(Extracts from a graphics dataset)
——————

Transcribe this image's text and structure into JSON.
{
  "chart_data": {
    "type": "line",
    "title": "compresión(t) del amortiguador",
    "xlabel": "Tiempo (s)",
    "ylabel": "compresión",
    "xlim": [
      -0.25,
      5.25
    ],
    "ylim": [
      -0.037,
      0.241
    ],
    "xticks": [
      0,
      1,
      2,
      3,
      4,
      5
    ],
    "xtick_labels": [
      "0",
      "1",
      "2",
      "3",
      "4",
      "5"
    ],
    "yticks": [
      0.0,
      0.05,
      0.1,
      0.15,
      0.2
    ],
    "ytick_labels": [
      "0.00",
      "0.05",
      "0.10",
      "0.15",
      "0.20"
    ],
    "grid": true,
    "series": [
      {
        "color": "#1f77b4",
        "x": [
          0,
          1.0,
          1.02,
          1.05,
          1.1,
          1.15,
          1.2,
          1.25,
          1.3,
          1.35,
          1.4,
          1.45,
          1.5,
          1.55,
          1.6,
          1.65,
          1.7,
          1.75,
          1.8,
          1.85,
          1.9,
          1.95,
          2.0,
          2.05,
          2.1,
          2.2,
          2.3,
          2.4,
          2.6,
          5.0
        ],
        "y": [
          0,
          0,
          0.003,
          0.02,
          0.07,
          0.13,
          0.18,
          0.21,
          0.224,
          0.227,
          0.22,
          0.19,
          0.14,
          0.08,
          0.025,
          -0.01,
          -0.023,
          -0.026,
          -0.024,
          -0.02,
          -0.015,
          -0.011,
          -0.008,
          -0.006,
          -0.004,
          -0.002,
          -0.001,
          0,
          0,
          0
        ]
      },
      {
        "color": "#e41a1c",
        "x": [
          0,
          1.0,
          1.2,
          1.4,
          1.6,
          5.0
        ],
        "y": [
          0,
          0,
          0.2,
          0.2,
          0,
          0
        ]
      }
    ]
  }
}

——————

▶ [Task description]
Give the count of lines in the records that contain "compresión", and no other text.

▶ [Final result]
2